BRIEF |
Wherever a line below holds the word "minor", copy that line.

Begin

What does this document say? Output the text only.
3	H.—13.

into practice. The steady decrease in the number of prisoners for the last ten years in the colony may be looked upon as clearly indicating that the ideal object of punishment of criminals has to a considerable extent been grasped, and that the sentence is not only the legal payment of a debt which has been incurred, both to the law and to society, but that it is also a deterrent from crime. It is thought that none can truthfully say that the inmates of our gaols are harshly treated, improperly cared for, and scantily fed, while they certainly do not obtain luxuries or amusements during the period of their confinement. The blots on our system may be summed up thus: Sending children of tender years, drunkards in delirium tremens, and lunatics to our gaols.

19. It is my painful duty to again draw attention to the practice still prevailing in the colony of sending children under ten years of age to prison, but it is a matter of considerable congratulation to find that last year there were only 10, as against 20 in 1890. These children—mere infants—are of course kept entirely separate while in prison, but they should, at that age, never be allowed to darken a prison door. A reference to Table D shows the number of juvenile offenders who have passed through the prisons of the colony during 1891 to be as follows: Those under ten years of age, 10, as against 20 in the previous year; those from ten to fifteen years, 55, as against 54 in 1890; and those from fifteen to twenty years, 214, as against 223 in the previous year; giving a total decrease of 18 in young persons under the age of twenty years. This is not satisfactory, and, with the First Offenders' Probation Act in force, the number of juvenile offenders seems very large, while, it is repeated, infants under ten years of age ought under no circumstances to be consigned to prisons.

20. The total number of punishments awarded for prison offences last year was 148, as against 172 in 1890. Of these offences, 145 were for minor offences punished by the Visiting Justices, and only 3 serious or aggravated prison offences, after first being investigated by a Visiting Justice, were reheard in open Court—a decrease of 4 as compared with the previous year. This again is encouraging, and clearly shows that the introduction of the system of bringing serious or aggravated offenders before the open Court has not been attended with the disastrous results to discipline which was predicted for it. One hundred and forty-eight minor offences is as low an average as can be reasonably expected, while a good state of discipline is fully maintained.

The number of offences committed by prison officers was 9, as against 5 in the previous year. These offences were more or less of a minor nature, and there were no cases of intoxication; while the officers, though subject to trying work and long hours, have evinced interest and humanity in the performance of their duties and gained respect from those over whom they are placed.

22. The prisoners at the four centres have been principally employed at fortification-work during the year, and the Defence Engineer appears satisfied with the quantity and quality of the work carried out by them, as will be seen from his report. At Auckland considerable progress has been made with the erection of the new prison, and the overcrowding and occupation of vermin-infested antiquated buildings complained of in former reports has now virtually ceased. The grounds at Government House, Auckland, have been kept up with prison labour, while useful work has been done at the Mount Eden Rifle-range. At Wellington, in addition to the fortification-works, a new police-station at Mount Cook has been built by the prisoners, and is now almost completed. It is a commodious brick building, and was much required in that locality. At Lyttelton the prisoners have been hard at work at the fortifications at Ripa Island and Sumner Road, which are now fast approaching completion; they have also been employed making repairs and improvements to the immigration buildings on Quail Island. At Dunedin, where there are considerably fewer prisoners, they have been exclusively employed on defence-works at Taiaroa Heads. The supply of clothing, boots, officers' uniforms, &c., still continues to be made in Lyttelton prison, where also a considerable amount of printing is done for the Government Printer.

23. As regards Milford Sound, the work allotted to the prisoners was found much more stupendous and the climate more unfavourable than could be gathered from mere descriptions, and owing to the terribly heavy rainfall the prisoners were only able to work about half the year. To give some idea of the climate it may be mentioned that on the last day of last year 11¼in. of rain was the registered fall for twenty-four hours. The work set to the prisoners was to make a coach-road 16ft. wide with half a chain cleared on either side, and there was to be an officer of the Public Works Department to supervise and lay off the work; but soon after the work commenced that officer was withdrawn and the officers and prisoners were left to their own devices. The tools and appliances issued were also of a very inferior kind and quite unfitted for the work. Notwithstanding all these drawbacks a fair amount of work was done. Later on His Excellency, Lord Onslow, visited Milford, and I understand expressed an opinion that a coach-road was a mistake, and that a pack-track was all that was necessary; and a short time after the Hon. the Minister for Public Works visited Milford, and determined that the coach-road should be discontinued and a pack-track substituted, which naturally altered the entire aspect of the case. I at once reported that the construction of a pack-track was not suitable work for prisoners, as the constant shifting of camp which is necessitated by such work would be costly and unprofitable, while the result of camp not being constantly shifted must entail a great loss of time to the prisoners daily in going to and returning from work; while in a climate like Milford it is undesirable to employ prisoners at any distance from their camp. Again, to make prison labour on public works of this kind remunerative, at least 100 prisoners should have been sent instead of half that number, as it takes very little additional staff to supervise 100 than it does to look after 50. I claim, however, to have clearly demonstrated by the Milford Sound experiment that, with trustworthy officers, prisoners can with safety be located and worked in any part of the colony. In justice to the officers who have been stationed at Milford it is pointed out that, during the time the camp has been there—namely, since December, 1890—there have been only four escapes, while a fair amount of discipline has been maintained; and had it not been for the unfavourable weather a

End

FINISHED ANSWER |
20. The total number of punishments awarded for prison offences last year was 148, as against 172 in 1890. Of these offences, 145 were for minor offences punished by the Visiting Justices, and only 3 serious or aggravated prison offences, after first being investigated by a Visiting Justice, were reheard in open Court—a decrease of 4 as compared with the previous year. This again is encouraging, and clearly shows that the introduction of the system of bringing serious or aggravated offenders before the open Court has not been attended with the disastrous results to discipline which was predicted for it. One hundred and forty-eight minor offences is as low an average as can be reasonably expected, while a good state of discipline is fully maintained.
The number of offences committed by prison officers was 9, as against 5 in the previous year. These offences were more or less of a minor nature, and there were no cases of intoxication; while the officers, though subject to trying work and long hours, have evinced interest and humanity in the performance of their duties and gained respect from those over whom they are placed.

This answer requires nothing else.